INSTRUCTIONS FOR THE TASK: Give every line again exactly as it appears, please, but not the pictures.

[Collected data entries]
--------

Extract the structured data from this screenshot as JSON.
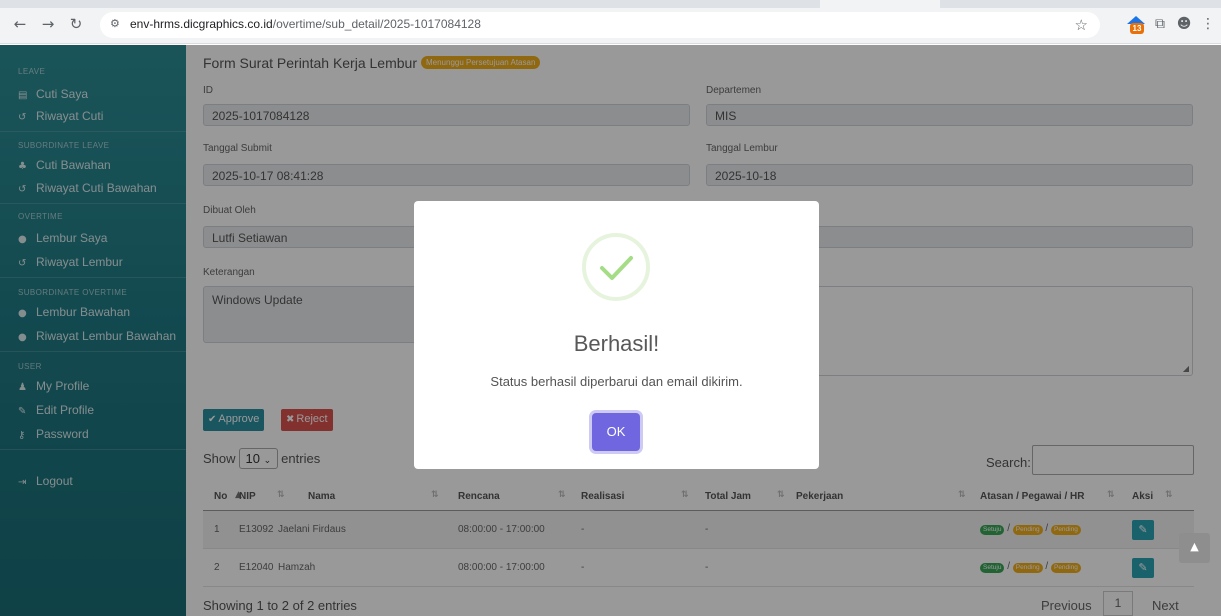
{
  "browser": {
    "url_host": "env-hrms.dicgraphics.co.id",
    "url_path": "/overtime/sub_detail/2025-1017084128",
    "extension_badge": "13"
  },
  "sidebar": {
    "sections": [
      {
        "title": "LEAVE",
        "items": [
          "Cuti Saya",
          "Riwayat Cuti"
        ]
      },
      {
        "title": "SUBORDINATE LEAVE",
        "items": [
          "Cuti Bawahan",
          "Riwayat Cuti Bawahan"
        ]
      },
      {
        "title": "OVERTIME",
        "items": [
          "Lembur Saya",
          "Riwayat Lembur"
        ]
      },
      {
        "title": "SUBORDINATE OVERTIME",
        "items": [
          "Lembur Bawahan",
          "Riwayat Lembur Bawahan"
        ]
      },
      {
        "title": "USER",
        "items": [
          "My Profile",
          "Edit Profile",
          "Password"
        ]
      }
    ],
    "logout": "Logout"
  },
  "form": {
    "title": "Form Surat Perintah Kerja Lembur",
    "status": "Menunggu Persetujuan Atasan",
    "id_label": "ID",
    "id_value": "2025-1017084128",
    "dept_label": "Departemen",
    "dept_value": "MIS",
    "submit_label": "Tanggal Submit",
    "submit_value": "2025-10-17 08:41:28",
    "lembur_label": "Tanggal Lembur",
    "lembur_value": "2025-10-18",
    "dibuat_label": "Dibuat Oleh",
    "dibuat_value": "Lutfi Setiawan",
    "ket_label": "Keterangan",
    "ket_value": "Windows Update",
    "approve": "Approve",
    "reject": "Reject"
  },
  "table": {
    "show": "Show",
    "entries_value": "10",
    "entries": "entries",
    "search": "Search:",
    "headers": [
      "No",
      "NIP",
      "Nama",
      "Rencana",
      "Realisasi",
      "Total Jam",
      "Pekerjaan",
      "Atasan / Pegawai / HR",
      "Aksi"
    ],
    "rows": [
      {
        "no": "1",
        "nip": "E13092",
        "nama": "Jaelani Firdaus",
        "rencana": "08:00:00 - 17:00:00",
        "realisasi": "-",
        "total": "-",
        "status": [
          "Setuju",
          "Pending",
          "Pending"
        ]
      },
      {
        "no": "2",
        "nip": "E12040",
        "nama": "Hamzah",
        "rencana": "08:00:00 - 17:00:00",
        "realisasi": "-",
        "total": "-",
        "status": [
          "Setuju",
          "Pending",
          "Pending"
        ]
      }
    ],
    "info": "Showing 1 to 2 of 2 entries",
    "previous": "Previous",
    "page": "1",
    "next": "Next"
  },
  "modal": {
    "title": "Berhasil!",
    "text": "Status berhasil diperbarui dan email dikirim.",
    "ok": "OK"
  },
  "colors": {
    "accent": "#7066e0",
    "sidebar": "#1f7a84",
    "success": "#a5dc86"
  }
}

--------

TASK RESPONSE:
Extract the structured data from this screenshot as JSON.
{
  "browser": {
    "url_host": "env-hrms.dicgraphics.co.id",
    "url_path": "/overtime/sub_detail/2025-1017084128",
    "extension_badge": "13"
  },
  "sidebar": {
    "sections": [
      {
        "title": "LEAVE",
        "items": [
          "Cuti Saya",
          "Riwayat Cuti"
        ]
      },
      {
        "title": "SUBORDINATE LEAVE",
        "items": [
          "Cuti Bawahan",
          "Riwayat Cuti Bawahan"
        ]
      },
      {
        "title": "OVERTIME",
        "items": [
          "Lembur Saya",
          "Riwayat Lembur"
        ]
      },
      {
        "title": "SUBORDINATE OVERTIME",
        "items": [
          "Lembur Bawahan",
          "Riwayat Lembur Bawahan"
        ]
      },
      {
        "title": "USER",
        "items": [
          "My Profile",
          "Edit Profile",
          "Password"
        ]
      }
    ],
    "logout": "Logout"
  },
  "form": {
    "title": "Form Surat Perintah Kerja Lembur",
    "status": "Menunggu Persetujuan Atasan",
    "id_label": "ID",
    "id_value": "2025-1017084128",
    "dept_label": "Departemen",
    "dept_value": "MIS",
    "submit_label": "Tanggal Submit",
    "submit_value": "2025-10-17 08:41:28",
    "lembur_label": "Tanggal Lembur",
    "lembur_value": "2025-10-18",
    "dibuat_label": "Dibuat Oleh",
    "dibuat_value": "Lutfi Setiawan",
    "ket_label": "Keterangan",
    "ket_value": "Windows Update",
    "approve": "Approve",
    "reject": "Reject"
  },
  "table": {
    "show": "Show",
    "entries_value": "10",
    "entries": "entries",
    "search": "Search:",
    "headers": [
      "No",
      "NIP",
      "Nama",
      "Rencana",
      "Realisasi",
      "Total Jam",
      "Pekerjaan",
      "Atasan / Pegawai / HR",
      "Aksi"
    ],
    "rows": [
      {
        "no": "1",
        "nip": "E13092",
        "nama": "Jaelani Firdaus",
        "rencana": "08:00:00 - 17:00:00",
        "realisasi": "-",
        "total": "-",
        "status": [
          "Setuju",
          "Pending",
          "Pending"
        ]
      },
      {
        "no": "2",
        "nip": "E12040",
        "nama": "Hamzah",
        "rencana": "08:00:00 - 17:00:00",
        "realisasi": "-",
        "total": "-",
        "status": [
          "Setuju",
          "Pending",
          "Pending"
        ]
      }
    ],
    "info": "Showing 1 to 2 of 2 entries",
    "previous": "Previous",
    "page": "1",
    "next": "Next"
  },
  "modal": {
    "title": "Berhasil!",
    "text": "Status berhasil diperbarui dan email dikirim.",
    "ok": "OK"
  },
  "colors": {
    "accent": "#7066e0",
    "sidebar": "#1f7a84",
    "success": "#a5dc86"
  }
}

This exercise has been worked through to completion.